_Exercise prompt_.
Return the listing below in full, with every line exactly as it is.

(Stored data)
------------------------------

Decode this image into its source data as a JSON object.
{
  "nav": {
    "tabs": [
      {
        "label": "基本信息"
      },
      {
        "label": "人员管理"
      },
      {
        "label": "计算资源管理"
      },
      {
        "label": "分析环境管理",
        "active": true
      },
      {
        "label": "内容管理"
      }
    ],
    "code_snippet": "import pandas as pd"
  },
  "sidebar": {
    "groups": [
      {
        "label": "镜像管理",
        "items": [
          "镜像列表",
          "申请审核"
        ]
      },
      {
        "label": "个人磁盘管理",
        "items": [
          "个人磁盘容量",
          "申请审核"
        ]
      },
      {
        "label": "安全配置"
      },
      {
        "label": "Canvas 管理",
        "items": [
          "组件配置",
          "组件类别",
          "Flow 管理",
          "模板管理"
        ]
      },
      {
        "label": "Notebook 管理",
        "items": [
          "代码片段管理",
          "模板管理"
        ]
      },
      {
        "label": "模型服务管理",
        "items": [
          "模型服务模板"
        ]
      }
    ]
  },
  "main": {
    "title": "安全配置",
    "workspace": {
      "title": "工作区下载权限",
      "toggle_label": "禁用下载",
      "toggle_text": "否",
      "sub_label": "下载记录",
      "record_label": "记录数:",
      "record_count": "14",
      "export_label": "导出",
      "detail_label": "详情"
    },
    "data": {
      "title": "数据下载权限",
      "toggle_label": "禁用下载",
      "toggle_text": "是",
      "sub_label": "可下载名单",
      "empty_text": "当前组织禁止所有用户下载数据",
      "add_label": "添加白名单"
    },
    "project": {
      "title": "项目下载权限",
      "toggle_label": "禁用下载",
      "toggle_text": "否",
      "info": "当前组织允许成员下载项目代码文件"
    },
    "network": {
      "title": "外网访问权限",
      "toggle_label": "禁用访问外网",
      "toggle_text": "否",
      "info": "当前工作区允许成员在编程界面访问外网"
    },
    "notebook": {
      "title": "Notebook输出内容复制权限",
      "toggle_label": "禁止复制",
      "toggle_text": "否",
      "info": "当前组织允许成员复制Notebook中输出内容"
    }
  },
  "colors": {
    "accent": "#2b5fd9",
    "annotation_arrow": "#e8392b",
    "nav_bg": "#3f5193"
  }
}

------------------------------

_Solution to this task_.
Decode this image into its source data as a JSON object.
{
  "nav": {
    "tabs": [
      {
        "label": "基本信息"
      },
      {
        "label": "人员管理"
      },
      {
        "label": "计算资源管理"
      },
      {
        "label": "分析环境管理",
        "active": true
      },
      {
        "label": "内容管理"
      }
    ],
    "code_snippet": "import pandas as pd"
  },
  "sidebar": {
    "groups": [
      {
        "label": "镜像管理",
        "items": [
          "镜像列表",
          "申请审核"
        ]
      },
      {
        "label": "个人磁盘管理",
        "items": [
          "个人磁盘容量",
          "申请审核"
        ]
      },
      {
        "label": "安全配置"
      },
      {
        "label": "Canvas 管理",
        "items": [
          "组件配置",
          "组件类别",
          "Flow 管理",
          "模板管理"
        ]
      },
      {
        "label": "Notebook 管理",
        "items": [
          "代码片段管理",
          "模板管理"
        ]
      },
      {
        "label": "模型服务管理",
        "items": [
          "模型服务模板"
        ]
      }
    ]
  },
  "main": {
    "title": "安全配置",
    "workspace": {
      "title": "工作区下载权限",
      "toggle_label": "禁用下载",
      "toggle_text": "否",
      "sub_label": "下载记录",
      "record_label": "记录数:",
      "record_count": "14",
      "export_label": "导出",
      "detail_label": "详情"
    },
    "data": {
      "title": "数据下载权限",
      "toggle_label": "禁用下载",
      "toggle_text": "是",
      "sub_label": "可下载名单",
      "empty_text": "当前组织禁止所有用户下载数据",
      "add_label": "添加白名单"
    },
    "project": {
      "title": "项目下载权限",
      "toggle_label": "禁用下载",
      "toggle_text": "否",
      "info": "当前组织允许成员下载项目代码文件"
    },
    "network": {
      "title": "外网访问权限",
      "toggle_label": "禁用访问外网",
      "toggle_text": "否",
      "info": "当前工作区允许成员在编程界面访问外网"
    },
    "notebook": {
      "title": "Notebook输出内容复制权限",
      "toggle_label": "禁止复制",
      "toggle_text": "否",
      "info": "当前组织允许成员复制Notebook中输出内容"
    }
  },
  "colors": {
    "accent": "#2b5fd9",
    "annotation_arrow": "#e8392b",
    "nav_bg": "#3f5193"
  }
}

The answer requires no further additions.